__THE TASK__
Find every line below that contains the word "published" and copy it out.

__SUPPLIED MATERIAL__
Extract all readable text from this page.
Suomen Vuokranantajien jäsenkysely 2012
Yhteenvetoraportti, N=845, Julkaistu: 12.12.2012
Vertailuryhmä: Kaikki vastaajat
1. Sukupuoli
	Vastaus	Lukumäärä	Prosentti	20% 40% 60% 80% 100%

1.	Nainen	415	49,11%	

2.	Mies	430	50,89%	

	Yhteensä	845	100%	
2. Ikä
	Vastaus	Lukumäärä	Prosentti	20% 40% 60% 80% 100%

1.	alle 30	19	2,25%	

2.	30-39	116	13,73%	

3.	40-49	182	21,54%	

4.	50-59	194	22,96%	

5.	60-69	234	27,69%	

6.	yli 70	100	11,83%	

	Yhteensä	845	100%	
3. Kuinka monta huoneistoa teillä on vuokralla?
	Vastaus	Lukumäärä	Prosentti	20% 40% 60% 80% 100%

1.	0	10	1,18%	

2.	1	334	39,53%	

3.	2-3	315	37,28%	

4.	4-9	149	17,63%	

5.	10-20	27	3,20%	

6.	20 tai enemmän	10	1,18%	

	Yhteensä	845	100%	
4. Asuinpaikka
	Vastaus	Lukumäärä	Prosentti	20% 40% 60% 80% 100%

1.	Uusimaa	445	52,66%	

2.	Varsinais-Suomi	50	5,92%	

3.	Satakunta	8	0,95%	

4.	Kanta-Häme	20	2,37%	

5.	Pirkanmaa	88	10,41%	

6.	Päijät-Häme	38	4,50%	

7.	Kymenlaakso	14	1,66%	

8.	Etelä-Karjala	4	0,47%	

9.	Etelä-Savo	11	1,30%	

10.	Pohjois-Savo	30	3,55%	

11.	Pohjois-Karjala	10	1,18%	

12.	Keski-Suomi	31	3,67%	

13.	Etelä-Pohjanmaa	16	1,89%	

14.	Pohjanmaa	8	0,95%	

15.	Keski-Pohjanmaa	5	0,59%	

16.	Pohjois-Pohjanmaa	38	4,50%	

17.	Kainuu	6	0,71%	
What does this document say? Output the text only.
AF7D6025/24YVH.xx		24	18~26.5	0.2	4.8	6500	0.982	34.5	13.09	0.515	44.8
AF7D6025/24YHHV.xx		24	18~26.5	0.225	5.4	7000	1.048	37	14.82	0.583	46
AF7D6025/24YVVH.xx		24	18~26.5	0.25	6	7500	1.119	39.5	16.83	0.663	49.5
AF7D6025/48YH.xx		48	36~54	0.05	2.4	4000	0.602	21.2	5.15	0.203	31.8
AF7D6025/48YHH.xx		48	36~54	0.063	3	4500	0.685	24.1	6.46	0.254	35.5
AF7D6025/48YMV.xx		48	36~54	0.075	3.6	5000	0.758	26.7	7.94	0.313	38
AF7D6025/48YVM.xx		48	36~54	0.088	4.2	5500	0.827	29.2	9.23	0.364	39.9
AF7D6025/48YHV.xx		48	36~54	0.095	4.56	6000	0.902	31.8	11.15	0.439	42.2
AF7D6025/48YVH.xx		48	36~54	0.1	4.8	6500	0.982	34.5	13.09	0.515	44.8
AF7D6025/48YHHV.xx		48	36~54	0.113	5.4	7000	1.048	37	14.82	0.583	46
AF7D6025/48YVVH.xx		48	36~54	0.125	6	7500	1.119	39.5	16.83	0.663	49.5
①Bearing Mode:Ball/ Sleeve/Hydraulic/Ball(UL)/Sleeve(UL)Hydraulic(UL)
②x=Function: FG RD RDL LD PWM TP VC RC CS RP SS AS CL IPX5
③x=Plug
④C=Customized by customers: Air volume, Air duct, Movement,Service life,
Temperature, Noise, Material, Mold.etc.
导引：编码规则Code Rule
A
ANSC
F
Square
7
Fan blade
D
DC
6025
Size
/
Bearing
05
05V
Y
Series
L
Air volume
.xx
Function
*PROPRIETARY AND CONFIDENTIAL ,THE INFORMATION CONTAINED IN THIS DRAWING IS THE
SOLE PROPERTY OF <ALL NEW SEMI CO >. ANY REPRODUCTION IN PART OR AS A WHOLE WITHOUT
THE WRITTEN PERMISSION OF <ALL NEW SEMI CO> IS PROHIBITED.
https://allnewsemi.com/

==

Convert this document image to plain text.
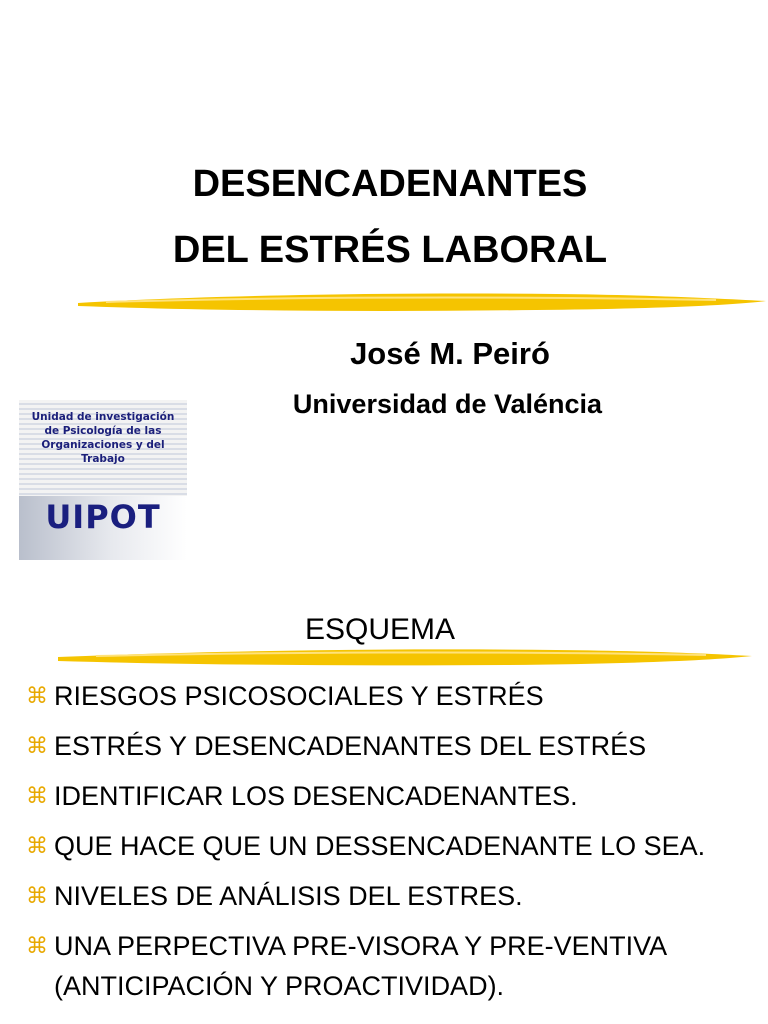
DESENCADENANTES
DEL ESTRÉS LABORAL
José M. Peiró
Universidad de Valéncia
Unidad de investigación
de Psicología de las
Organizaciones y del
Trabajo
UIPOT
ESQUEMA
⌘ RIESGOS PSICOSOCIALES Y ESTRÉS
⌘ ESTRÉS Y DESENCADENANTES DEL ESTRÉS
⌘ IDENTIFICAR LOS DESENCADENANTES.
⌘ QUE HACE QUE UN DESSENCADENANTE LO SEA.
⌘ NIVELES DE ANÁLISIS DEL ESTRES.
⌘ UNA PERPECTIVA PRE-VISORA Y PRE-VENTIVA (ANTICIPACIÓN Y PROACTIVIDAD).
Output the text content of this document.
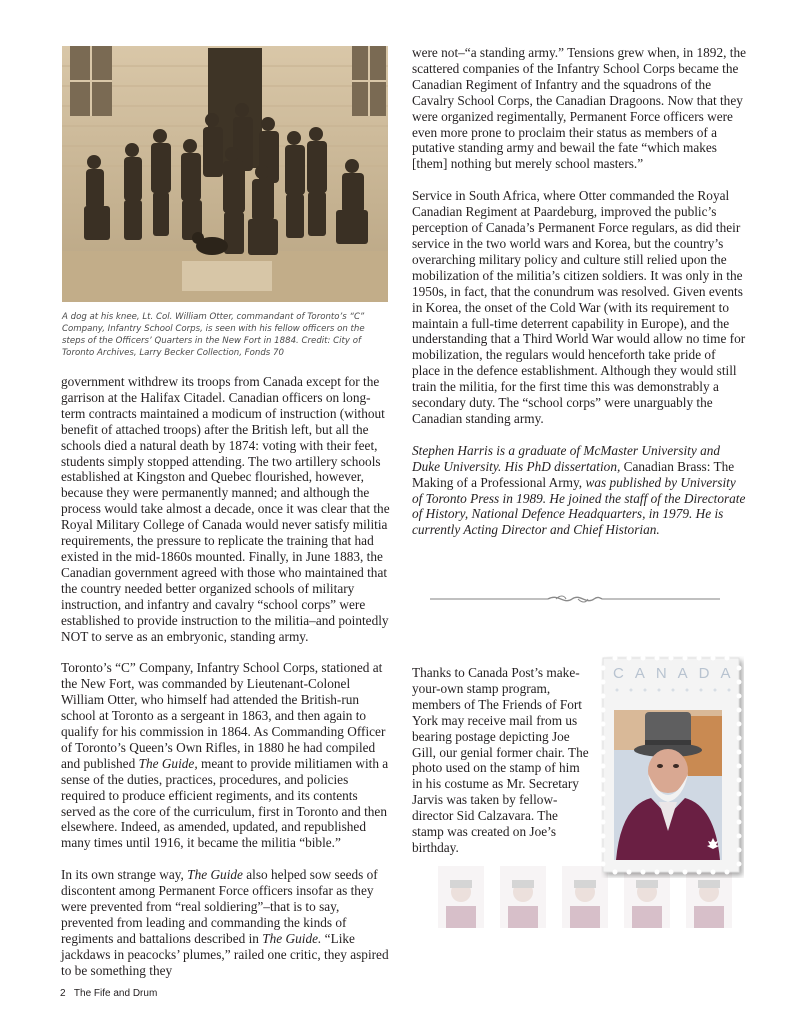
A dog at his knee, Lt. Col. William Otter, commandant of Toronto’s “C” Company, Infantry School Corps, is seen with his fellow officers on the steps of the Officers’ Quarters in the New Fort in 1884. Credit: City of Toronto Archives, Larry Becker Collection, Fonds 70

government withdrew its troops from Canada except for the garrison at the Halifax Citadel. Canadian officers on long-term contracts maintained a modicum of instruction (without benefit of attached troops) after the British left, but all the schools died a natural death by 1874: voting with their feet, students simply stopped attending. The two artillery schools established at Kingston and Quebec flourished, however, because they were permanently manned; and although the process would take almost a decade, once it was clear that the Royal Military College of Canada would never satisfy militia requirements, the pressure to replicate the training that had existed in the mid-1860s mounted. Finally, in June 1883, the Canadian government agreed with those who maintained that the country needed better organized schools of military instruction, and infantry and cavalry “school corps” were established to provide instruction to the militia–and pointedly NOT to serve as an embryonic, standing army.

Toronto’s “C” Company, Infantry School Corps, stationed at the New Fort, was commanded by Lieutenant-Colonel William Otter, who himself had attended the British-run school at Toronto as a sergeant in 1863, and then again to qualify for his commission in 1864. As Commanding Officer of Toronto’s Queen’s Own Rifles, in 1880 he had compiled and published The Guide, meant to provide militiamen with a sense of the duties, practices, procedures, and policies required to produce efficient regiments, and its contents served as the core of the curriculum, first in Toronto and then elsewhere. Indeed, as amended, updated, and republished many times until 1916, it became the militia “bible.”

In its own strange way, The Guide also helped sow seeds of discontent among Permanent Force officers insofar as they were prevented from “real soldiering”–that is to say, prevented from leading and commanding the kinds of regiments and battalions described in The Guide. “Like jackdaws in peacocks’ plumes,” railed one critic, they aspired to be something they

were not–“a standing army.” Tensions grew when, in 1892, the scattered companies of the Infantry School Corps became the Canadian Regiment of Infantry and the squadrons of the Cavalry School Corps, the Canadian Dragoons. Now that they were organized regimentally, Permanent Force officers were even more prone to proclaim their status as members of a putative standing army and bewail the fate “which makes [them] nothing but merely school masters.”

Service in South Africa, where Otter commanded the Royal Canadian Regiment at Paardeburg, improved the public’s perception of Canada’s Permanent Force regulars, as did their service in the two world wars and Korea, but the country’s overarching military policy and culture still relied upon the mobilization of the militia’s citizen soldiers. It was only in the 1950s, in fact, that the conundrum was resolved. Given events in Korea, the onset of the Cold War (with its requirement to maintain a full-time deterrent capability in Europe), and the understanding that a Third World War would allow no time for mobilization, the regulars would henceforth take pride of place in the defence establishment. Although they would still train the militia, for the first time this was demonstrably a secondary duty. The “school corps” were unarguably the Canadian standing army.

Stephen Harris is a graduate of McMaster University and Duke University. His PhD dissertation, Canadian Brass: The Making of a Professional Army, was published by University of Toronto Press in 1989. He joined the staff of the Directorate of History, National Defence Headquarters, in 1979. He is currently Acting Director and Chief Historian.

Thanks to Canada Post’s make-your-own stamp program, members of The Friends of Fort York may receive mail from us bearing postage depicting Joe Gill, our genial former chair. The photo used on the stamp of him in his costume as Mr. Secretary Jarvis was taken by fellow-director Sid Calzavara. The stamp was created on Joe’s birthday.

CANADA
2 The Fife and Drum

__TASK ANSWER__
Toronto’s “C” Company, Infantry School Corps, stationed at the New Fort, was commanded by Lieutenant-Colonel William Otter, who himself had attended the British-run school at Toronto as a sergeant in 1863, and then again to qualify for his commission in 1864. As Commanding Officer of Toronto’s Queen’s Own Rifles, in 1880 he had compiled and published The Guide, meant to provide militiamen with a sense of the duties, practices, procedures, and policies required to produce efficient regiments, and its contents served as the core of the curriculum, first in Toronto and then elsewhere. Indeed, as amended, updated, and republished many times until 1916, it became the militia “bible.”
Stephen Harris is a graduate of McMaster University and Duke University. His PhD dissertation, Canadian Brass: The Making of a Professional Army, was published by University of Toronto Press in 1989. He joined the staff of the Directorate of History, National Defence Headquarters, in 1979. He is currently Acting Director and Chief Historian.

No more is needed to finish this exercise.